Written instruction: Extract the full listing verbatim and drop any pictures from your copy.
----- Source data
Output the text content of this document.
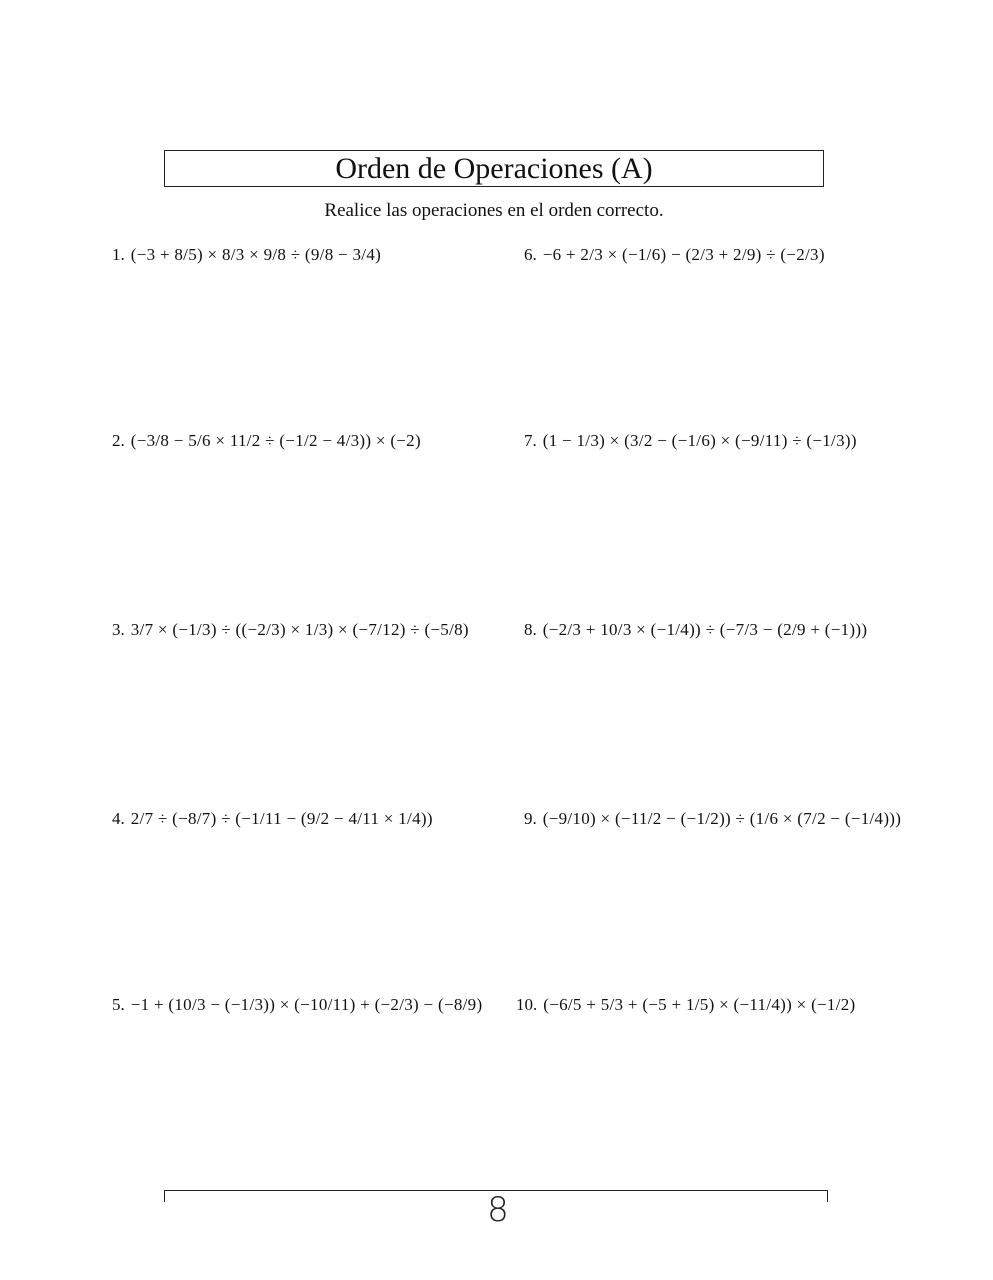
Orden de Operaciones (A)
Realice las operaciones en el orden correcto.
1. (−3 + 8/5) × 8/3 × 9/8 ÷ (9/8 − 3/4)
2. (−3/8 − 5/6 × 11/2 ÷ (−1/2 − 4/3)) × (−2)
3. 3/7 × (−1/3) ÷ ((−2/3) × 1/3) × (−7/12) ÷ (−5/8)
4. 2/7 ÷ (−8/7) ÷ (−1/11 − (9/2 − 4/11 × 1/4))
5. −1 + (10/3 − (−1/3)) × (−10/11) + (−2/3) − (−8/9)
6. −6 + 2/3 × (−1/6) − (2/3 + 2/9) ÷ (−2/3)
7. (1 − 1/3) × (3/2 − (−1/6) × (−9/11) ÷ (−1/3))
8. (−2/3 + 10/3 × (−1/4)) ÷ (−7/3 − (2/9 + (−1)))
9. (−9/10) × (−11/2 − (−1/2)) ÷ (1/6 × (7/2 − (−1/4)))
10. (−6/5 + 5/3 + (−5 + 1/5) × (−11/4)) × (−1/2)
8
----------
Solution:
Output the text content of this document.
Orden de Operaciones (A)
Realice las operaciones en el orden correcto.
1. (−3 + 8/5) × 8/3 × 9/8 ÷ (9/8 − 3/4)
2. (−3/8 − 5/6 × 11/2 ÷ (−1/2 − 4/3)) × (−2)
3. 3/7 × (−1/3) ÷ ((−2/3) × 1/3) × (−7/12) ÷ (−5/8)
4. 2/7 ÷ (−8/7) ÷ (−1/11 − (9/2 − 4/11 × 1/4))
5. −1 + (10/3 − (−1/3)) × (−10/11) + (−2/3) − (−8/9)
6. −6 + 2/3 × (−1/6) − (2/3 + 2/9) ÷ (−2/3)
7. (1 − 1/3) × (3/2 − (−1/6) × (−9/11) ÷ (−1/3))
8. (−2/3 + 10/3 × (−1/4)) ÷ (−7/3 − (2/9 + (−1)))
9. (−9/10) × (−11/2 − (−1/2)) ÷ (1/6 × (7/2 − (−1/4)))
10. (−6/5 + 5/3 + (−5 + 1/5) × (−11/4)) × (−1/2)
8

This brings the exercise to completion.